*Task item*
Find every line containing "illness" in the records below and report the tally as a bare number.

-- Records for processing follows --

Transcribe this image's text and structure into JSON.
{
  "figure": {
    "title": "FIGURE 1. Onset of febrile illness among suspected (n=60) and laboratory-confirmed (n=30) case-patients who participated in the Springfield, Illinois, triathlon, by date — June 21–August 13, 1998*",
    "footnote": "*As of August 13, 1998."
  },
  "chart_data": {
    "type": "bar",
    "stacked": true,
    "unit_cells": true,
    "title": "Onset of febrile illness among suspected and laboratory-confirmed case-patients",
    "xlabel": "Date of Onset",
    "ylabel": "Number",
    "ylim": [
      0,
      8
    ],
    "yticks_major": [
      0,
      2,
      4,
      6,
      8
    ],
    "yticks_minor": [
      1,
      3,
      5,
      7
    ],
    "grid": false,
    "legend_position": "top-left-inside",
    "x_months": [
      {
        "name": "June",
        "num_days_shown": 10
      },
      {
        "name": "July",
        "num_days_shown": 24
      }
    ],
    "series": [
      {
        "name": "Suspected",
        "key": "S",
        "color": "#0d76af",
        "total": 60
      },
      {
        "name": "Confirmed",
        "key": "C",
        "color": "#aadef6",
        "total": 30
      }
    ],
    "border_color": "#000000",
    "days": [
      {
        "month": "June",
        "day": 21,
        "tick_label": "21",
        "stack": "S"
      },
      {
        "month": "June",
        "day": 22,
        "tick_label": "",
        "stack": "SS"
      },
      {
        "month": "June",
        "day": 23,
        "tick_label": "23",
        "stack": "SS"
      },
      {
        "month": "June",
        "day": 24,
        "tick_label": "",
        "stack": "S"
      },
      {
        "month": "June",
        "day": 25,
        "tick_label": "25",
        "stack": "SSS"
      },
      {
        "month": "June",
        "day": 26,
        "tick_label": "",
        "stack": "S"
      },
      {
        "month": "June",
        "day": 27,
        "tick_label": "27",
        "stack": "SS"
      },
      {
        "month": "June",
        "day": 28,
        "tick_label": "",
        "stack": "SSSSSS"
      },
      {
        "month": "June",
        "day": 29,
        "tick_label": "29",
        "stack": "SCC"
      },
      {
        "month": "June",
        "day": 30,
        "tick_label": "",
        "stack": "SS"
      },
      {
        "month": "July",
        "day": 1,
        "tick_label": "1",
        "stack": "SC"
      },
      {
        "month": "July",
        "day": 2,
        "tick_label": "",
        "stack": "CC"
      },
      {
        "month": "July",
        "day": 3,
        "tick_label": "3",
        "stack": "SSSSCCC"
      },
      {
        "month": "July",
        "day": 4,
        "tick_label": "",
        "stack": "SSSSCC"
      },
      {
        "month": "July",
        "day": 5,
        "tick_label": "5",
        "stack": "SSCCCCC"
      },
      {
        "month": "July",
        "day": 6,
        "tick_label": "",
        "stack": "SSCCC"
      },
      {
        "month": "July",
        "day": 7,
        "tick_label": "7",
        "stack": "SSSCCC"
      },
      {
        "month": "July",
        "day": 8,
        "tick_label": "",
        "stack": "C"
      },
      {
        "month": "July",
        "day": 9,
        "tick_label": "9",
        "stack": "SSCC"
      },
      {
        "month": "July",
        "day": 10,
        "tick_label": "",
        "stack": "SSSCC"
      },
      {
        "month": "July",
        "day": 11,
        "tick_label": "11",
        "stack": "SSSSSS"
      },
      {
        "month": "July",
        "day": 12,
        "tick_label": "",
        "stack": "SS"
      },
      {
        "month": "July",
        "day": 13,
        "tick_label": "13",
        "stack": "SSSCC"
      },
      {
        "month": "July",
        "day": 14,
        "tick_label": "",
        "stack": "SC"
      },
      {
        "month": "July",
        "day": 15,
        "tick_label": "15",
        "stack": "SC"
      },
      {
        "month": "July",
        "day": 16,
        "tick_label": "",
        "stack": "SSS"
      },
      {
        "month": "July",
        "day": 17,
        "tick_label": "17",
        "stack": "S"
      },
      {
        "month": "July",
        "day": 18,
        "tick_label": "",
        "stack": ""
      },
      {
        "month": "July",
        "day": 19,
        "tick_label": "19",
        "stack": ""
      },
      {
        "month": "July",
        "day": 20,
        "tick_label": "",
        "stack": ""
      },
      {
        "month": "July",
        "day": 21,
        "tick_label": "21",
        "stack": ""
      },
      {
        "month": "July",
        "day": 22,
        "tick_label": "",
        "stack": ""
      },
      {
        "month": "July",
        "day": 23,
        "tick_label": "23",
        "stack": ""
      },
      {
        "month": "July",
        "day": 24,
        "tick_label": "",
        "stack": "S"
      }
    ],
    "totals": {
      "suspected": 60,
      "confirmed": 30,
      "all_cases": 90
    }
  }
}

-- Records for processing concluded --

*Reply*
2